▸ Extract provided:
>>>
And heck, it isn’t something that gets me emotionally choked up any more. My room-mates at school (the one I graduated from) where great guys. In the third year it was me, two white guys and this black guy. We used to make so many racial jokes toward each other, me pointing at them during parties at our place, telling a girl really loud ‘look at ‘em white boys, they can’t dance for nuts!’ and those guys laughing their ass of, me making my way with great fan fare…or the black guy looking at his palms one day (which were really white) and quietly going, ‘oh, I’m finally evolving…’

And all of us just sat stunned because normally it’s the most insulting thing I can think of but we all treated racism as such a fantastic concept, that we just had to joke about it because who can take it seriously?

So, between camel-jockeys, differences between Indian (no, you aren’t the Big Chief kind, you are the dot kind…you know, Native Americans vs. the bindi kind)…we were just so irreverent about it…course, the penis jokes just flew what with one black guy in the apartment, two white cracker and me … hell, like we were laughing about it (and the girls in the apartment were shocked we were insulting each other like that…they caught on when I explained to them, that between the white boy and the black one, I was just right)…

Then one Halloween, Leo, the black guy was doing laundry, and he walks out into the living room with a sheet draped on him…and he goes (he always had a deadpan voice), “I’m the Grand Wizard (of the Ku Klux Klan)…now watch me lynch myself” and dove into the carpet. Or Jason, the other white guy who came out wearing all Fubu and a Hoody and fake bling rapping about being a white boy…of course, no one took it outside the apartment but it was just hysterical.

My roommate came from a small town in Virginia where there were hardly any black folk (as he put it). We were all sitting around discussing racism (trying to anyway considering we horsed around most of the time) and Ben said his family was coming up during Thanksgiving. I said I would be in DC and he said okay but I was just warning you, my grandmother wouldn’t talk to you. And I go, what the hell, I’m not black! He goes, yeah but you aren’t white either…Leo asked what would happen if he went and visited Ben at his grandmothers…apparently she wouldn’t have let him into the house…

But again, see, Ben’s grandmother was from another era…how do you explain kid’s who are my age, live in a metropolitan city in the world and still believe this stuff.

One of my favourite imaginings is to be working where I am, perhaps a few more years senior, have one of those kid’s CV’s land in front of me, call them for an interview and teach them a thing or two…anyway, if karma has anything to do with it, I hope they end up working for a non-white guy…

And this is why, I never want to settle anywhere but in India…fine, that may be a bit of a knee jerk reaction, but heck, do you blame me?
<<<
▸ What is asked:
1 > In the extract about the writer's roommates:
(a) Where did Ben come from?
(b) Where did the writer say they would be during Thanksgiving?
(c) What is the only place the writer says they would want to settle?
2 > How would you condense the paragraph of the extract about the writer's roommates that begins "My roommate came from a small town in Virginia" into two or three sentences that keep its main facts?
3 > Which roommates does the extract about the writer's roommates name? List every one.

▸ Data records:
>>>
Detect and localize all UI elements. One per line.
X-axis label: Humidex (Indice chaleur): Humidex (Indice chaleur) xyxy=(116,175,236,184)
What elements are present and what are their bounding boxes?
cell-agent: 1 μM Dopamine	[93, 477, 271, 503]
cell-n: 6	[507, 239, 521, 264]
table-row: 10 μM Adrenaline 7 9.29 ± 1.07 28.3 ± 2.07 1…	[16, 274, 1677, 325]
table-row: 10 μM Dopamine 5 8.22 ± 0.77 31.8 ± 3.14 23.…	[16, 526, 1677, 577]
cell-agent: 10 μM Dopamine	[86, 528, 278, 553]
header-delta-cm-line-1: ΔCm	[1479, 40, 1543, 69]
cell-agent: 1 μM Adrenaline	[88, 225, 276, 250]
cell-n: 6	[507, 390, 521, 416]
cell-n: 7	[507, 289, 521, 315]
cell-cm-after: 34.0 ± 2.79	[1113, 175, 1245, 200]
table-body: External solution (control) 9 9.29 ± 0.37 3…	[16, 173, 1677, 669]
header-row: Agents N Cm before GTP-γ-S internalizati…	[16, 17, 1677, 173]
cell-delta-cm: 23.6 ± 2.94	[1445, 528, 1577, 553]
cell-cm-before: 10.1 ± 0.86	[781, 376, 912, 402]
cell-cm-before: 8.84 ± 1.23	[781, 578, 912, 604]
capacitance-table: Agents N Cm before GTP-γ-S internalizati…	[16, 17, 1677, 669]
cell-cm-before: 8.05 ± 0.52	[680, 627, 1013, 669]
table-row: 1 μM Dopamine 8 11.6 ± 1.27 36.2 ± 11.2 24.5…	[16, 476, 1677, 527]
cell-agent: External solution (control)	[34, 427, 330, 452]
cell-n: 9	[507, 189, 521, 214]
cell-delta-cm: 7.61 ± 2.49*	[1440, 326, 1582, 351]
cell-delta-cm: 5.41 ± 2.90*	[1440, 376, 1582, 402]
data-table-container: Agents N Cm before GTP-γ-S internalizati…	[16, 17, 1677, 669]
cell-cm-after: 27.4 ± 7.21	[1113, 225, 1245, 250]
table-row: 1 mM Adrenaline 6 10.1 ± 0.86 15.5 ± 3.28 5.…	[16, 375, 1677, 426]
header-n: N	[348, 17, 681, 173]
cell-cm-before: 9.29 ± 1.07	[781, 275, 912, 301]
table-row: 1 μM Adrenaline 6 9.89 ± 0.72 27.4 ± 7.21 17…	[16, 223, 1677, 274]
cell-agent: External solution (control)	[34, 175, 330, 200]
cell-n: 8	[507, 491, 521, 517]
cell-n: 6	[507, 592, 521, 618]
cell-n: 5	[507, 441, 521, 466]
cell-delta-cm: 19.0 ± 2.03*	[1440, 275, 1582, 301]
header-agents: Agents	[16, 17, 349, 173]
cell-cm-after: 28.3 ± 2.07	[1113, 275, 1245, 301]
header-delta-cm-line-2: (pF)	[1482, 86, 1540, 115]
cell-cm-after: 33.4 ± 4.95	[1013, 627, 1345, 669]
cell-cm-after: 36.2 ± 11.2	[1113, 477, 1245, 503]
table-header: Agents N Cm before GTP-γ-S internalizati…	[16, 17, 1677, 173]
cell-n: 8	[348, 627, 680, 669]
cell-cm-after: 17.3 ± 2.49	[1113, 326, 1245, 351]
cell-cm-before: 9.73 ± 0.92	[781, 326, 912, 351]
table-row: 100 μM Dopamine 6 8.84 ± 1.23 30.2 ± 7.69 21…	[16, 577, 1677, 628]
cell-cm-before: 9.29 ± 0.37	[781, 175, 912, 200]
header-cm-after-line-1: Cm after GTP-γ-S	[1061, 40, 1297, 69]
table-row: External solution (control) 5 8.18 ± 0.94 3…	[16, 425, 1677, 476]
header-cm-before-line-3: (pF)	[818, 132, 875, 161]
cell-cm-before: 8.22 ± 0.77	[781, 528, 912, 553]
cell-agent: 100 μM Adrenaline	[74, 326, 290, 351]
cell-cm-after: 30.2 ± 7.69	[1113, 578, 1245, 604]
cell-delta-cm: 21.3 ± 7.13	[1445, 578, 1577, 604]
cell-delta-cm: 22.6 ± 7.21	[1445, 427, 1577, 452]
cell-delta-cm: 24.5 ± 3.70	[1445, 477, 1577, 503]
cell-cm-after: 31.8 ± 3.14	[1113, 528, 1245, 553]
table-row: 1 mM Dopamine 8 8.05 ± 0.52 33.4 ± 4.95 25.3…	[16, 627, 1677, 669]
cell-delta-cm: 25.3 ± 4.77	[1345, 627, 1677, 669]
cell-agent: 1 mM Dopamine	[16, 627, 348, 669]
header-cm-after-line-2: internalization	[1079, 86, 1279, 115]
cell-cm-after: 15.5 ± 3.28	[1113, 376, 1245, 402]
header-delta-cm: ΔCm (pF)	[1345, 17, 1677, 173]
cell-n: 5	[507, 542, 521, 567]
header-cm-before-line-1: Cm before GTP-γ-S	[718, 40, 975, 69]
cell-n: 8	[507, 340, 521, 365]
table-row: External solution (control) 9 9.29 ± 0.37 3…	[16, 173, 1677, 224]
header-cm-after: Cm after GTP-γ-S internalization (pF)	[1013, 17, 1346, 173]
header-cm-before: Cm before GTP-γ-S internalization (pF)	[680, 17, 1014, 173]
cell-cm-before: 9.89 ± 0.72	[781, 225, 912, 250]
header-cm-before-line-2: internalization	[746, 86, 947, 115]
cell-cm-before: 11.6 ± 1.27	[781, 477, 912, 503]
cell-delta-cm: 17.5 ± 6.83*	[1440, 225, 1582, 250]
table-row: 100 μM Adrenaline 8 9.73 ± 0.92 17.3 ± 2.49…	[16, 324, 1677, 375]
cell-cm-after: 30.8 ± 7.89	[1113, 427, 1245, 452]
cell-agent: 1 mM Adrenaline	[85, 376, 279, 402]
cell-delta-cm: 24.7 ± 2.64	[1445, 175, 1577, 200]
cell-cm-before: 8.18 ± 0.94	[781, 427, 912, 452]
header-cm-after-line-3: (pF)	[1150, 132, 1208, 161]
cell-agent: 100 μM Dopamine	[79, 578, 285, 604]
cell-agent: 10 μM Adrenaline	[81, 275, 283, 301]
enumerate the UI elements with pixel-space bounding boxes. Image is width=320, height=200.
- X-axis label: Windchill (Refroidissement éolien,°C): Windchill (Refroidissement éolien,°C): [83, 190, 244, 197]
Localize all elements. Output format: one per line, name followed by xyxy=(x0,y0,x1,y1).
<<<
>>>
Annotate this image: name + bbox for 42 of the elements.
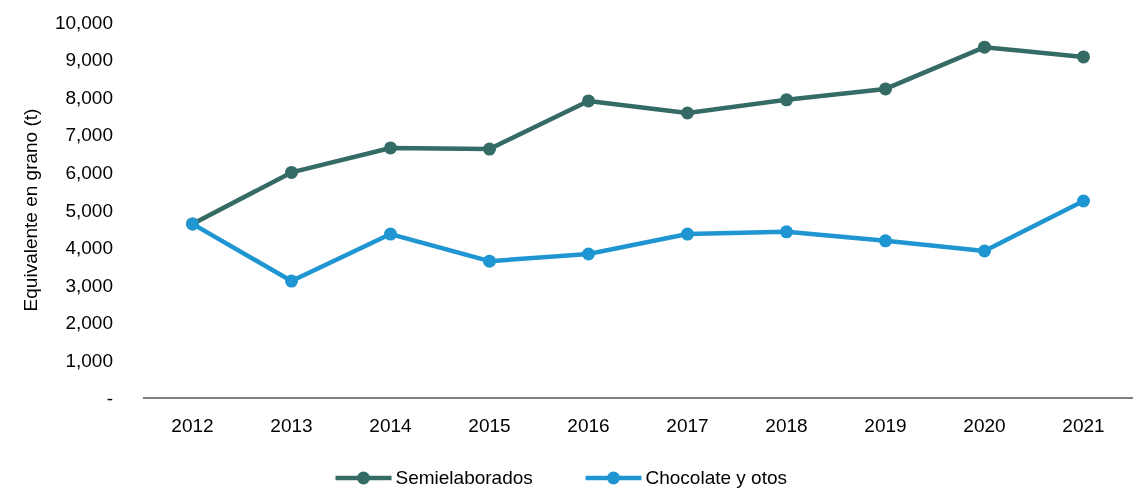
<<<
▸ Outputs by task:
1 >
(a) A small town in Virginia.
(b) In DC.
(c) India.

2 > Ben, a roommate from a small Virginia town with hardly any black residents, mentioned during a discussion of racism that his family was coming up for Thanksgiving. The writer planned to be in DC, but Ben warned that his grandmother wouldn't talk to the writer, who wasn't white. When Leo asked what would happen if he visited, it turned out she apparently wouldn't have let him into the house.

3 > Leo, Jason, Ben